Work instructions
Retype the part of the article on the CLEAR recovery program between "He announced the" and "years of life.", inclusive.

Document extract
☆ ☆ ☆ ☆ ☆ ☆ ☆

He announced the Center for Disease Control had awarded the Department of Health grant money to provide them with resources.

The second initiative Jakim spoke of was to look at the impact of trauma on children.  They are following research from Kaiser Permanente that has developed an Adverse Childhood Experience or ACE score as a predictor of difficulty later in life.  According to the research a child with ACE score of six or higher loses 20 years of life.

An ACE would be something like seeing a parent get arrested, having their house burn down, neglect, abuse, an adverse family environment.  Jakim said a goal for practical application of this information would be for law enforcement to notify the school that the child has had a trauma, allowing the school to intervene or take a different view on a child’s changed behavior such as acting out or fighting or withdrawal. 

 “CLEAR is not an operation or prevention but farther upstream,” Jakim said.  “You’re taking action and I applaud you.”

Katie Calvacca, herself in long term recovery since 2005, has become an important member of the CLEAR team Director Becky Carlson said. 

“What I never would have wanted an employer to know about me is what got me the job,” Calvacca said. “Recovering is more than staying sober, its about having a life we’re proud of.”

She explained the details of what the program looks like.  “We’re able to follow up and walk alongside someone in their journey.  It’s more than having people come to the police department.  It’s about going out to the community and the hospital and the jail.”

She said 21 people called for assistance from CLEAR July 2018 to June 2019.  There were 17 people who requested a recovery coach and a plan from jail, three in-house recovery trainings and 16 coaches.  From May through July 2019 there were 26 people who stopped into the recovery center and 22 agreed to a recovery plan.

Nearly 100 home visits were made, 61 people were contacted and they provide services to 12 people.  “A police officer came to their door and they responded,” Calvacca said.

In one year, 663 calls from 589 people who were being treated at Newton Medical Center, resulted in 447 recovery plans and follow up support and 289 people directly linked to treatment services, according to Calvacca.

“These are huge numbers but it’s more than numbers if people get help,” Calvacca said.

☆ ☆ ☆ ☆ ☆ ☆ ☆

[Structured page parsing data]
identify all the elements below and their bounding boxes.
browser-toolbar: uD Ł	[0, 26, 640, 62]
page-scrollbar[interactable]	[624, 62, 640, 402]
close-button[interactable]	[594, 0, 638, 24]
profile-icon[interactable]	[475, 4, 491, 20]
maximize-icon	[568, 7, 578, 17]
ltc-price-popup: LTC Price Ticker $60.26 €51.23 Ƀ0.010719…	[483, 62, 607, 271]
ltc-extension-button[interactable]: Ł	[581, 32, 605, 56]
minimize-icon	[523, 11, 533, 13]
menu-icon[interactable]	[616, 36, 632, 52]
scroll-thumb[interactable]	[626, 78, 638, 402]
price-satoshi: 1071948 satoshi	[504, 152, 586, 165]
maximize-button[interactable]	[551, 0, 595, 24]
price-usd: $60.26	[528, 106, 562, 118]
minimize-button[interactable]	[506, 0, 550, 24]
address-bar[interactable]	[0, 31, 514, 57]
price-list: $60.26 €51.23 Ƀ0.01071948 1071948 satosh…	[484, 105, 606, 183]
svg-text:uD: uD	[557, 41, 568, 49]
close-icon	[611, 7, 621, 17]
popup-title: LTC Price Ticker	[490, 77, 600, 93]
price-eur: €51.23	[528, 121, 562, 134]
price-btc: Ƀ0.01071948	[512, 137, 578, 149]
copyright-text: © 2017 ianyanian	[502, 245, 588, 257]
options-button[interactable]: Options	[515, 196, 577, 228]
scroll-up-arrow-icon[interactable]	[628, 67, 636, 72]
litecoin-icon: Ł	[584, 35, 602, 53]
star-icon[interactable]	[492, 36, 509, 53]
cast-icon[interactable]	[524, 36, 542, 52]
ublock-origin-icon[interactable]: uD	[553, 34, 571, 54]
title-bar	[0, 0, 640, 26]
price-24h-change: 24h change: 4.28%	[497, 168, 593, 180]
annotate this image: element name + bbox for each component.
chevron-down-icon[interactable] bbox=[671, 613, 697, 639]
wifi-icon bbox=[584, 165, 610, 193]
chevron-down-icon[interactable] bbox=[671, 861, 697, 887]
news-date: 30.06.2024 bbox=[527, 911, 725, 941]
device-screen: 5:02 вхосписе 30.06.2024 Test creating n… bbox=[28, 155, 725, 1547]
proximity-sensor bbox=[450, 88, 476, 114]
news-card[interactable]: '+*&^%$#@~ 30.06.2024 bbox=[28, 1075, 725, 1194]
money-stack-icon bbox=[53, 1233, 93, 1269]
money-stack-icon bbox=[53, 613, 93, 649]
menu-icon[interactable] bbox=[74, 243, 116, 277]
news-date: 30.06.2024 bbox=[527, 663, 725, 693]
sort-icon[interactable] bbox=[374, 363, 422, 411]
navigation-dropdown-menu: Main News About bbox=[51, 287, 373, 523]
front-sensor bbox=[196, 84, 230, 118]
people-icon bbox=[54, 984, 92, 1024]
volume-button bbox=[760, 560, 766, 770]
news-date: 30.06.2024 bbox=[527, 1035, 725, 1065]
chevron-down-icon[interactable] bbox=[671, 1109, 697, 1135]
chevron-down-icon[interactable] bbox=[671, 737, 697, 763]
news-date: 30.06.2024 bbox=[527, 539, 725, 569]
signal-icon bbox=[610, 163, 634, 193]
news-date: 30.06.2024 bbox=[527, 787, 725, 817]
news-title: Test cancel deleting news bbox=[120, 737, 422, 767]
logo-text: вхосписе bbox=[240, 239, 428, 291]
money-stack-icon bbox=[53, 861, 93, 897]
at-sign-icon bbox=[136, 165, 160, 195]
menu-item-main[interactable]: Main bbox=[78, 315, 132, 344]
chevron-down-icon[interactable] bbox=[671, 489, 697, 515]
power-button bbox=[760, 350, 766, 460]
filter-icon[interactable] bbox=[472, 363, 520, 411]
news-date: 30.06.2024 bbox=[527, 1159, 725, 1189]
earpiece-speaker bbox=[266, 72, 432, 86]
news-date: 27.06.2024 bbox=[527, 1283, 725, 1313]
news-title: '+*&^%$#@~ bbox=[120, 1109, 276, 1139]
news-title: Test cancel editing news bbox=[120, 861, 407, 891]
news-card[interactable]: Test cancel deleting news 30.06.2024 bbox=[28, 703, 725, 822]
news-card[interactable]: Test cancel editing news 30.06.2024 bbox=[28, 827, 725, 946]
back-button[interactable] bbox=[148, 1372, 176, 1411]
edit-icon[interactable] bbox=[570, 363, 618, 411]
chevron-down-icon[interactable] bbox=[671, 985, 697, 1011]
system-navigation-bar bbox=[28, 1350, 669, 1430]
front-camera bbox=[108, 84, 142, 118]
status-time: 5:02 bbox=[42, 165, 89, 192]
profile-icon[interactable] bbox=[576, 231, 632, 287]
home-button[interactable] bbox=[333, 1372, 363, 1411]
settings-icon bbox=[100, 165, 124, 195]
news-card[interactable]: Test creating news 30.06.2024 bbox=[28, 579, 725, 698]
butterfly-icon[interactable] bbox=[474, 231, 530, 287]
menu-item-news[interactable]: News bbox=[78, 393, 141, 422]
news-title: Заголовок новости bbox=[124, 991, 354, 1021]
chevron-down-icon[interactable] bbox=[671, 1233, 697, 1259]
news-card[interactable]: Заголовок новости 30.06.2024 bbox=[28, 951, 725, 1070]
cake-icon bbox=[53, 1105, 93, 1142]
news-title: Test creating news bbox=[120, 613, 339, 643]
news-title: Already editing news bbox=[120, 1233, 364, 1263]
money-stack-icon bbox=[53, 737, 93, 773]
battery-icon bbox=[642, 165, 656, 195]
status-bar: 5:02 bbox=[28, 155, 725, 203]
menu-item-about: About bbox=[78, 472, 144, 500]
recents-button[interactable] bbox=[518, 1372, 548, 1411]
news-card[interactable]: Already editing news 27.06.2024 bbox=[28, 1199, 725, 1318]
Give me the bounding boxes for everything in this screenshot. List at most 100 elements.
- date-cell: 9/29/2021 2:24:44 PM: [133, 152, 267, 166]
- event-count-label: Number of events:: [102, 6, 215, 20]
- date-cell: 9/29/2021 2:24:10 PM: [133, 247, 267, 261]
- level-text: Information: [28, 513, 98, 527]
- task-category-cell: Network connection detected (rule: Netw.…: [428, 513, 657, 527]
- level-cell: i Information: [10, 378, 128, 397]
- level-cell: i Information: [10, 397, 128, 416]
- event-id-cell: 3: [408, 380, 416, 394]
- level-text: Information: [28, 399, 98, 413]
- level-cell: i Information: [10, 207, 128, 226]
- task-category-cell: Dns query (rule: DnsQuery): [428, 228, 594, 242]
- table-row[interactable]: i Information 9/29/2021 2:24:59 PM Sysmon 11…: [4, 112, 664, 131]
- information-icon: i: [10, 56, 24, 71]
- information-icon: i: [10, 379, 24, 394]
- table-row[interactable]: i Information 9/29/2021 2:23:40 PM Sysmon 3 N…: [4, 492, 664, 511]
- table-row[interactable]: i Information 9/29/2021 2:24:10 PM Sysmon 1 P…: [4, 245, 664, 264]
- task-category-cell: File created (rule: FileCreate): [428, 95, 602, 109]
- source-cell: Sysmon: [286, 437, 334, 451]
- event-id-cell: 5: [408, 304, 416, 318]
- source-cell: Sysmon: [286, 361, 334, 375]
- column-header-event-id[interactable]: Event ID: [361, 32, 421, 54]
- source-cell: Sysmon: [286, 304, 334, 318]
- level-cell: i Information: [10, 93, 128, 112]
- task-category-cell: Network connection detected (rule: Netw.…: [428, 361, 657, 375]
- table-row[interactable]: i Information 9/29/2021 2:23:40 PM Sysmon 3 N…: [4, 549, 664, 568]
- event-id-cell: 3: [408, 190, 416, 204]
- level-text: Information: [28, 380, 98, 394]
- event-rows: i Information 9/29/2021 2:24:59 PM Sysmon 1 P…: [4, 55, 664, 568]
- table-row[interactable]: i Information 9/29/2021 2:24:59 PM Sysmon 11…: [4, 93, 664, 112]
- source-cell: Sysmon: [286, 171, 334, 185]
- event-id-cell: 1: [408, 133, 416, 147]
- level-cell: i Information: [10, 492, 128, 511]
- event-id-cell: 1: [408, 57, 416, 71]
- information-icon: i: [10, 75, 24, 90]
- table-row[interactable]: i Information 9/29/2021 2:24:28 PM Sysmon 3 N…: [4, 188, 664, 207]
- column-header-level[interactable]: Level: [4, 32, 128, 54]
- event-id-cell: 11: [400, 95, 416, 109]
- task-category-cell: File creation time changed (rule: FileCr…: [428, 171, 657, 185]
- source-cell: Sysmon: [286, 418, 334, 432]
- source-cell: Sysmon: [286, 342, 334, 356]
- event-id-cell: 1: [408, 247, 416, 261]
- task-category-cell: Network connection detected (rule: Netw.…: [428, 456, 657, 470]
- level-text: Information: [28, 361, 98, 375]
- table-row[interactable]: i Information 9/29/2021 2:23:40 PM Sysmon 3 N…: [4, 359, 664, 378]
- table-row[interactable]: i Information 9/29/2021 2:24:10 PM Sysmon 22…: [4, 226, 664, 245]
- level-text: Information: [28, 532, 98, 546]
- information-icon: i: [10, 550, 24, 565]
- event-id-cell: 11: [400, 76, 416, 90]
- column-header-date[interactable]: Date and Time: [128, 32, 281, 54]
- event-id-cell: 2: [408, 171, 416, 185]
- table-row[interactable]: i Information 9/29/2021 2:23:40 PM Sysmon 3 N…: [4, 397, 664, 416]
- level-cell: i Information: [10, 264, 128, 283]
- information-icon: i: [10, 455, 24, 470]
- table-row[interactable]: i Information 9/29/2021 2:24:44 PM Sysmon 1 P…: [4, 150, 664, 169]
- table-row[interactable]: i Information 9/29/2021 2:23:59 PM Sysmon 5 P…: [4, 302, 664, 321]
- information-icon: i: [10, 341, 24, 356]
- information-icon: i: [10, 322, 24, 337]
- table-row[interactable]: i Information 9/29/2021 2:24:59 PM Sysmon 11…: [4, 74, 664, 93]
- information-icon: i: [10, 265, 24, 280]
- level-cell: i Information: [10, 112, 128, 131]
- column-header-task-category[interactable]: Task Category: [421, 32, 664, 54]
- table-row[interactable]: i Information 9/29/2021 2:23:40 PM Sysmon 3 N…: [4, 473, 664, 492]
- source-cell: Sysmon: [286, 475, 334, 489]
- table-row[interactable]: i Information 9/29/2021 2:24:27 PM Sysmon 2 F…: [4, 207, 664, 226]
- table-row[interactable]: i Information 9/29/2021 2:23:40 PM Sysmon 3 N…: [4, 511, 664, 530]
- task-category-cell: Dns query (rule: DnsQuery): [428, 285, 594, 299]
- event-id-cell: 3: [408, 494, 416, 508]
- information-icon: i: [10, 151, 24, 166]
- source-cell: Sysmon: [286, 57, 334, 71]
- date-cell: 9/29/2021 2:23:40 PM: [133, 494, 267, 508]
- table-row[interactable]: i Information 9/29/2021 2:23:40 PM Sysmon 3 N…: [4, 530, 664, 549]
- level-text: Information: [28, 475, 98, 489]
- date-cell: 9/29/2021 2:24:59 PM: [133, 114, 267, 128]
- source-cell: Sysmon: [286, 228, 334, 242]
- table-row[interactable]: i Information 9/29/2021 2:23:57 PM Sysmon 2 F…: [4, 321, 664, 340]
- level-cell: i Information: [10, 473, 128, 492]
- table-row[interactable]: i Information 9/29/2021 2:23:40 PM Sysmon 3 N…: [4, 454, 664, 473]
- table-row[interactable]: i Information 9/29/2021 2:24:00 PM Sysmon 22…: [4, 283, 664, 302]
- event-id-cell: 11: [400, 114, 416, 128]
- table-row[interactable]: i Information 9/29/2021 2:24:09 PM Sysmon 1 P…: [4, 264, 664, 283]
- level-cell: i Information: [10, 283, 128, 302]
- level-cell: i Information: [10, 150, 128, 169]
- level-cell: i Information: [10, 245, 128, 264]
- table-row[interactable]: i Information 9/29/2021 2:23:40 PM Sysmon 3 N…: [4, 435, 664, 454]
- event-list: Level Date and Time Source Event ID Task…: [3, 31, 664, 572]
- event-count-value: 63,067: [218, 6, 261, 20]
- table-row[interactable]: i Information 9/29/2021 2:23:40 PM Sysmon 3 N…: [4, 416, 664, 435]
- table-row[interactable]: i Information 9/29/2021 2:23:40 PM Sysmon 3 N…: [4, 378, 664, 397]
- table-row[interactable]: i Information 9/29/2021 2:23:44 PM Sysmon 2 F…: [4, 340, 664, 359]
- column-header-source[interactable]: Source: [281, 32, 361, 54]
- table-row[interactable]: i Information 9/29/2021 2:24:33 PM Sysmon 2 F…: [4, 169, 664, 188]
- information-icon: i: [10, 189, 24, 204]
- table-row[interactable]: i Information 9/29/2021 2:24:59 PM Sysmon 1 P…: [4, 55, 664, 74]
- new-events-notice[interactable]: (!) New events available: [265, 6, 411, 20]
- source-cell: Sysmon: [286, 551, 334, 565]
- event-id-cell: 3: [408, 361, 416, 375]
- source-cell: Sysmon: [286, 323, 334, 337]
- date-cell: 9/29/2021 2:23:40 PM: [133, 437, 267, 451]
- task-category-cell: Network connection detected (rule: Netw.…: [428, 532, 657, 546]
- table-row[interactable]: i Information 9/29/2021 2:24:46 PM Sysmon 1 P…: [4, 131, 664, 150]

☆ ☆ ☆ ☆ ☆ ☆ ☆

Answer space
He announced the Center for Disease Control had awarded the Department of Health grant money to provide them with resources.

The second initiative Jakim spoke of was to look at the impact of trauma on children.  They are following research from Kaiser Permanente that has developed an Adverse Childhood Experience or ACE score as a predictor of difficulty later in life.  According to the research a child with ACE score of six or higher loses 20 years of life.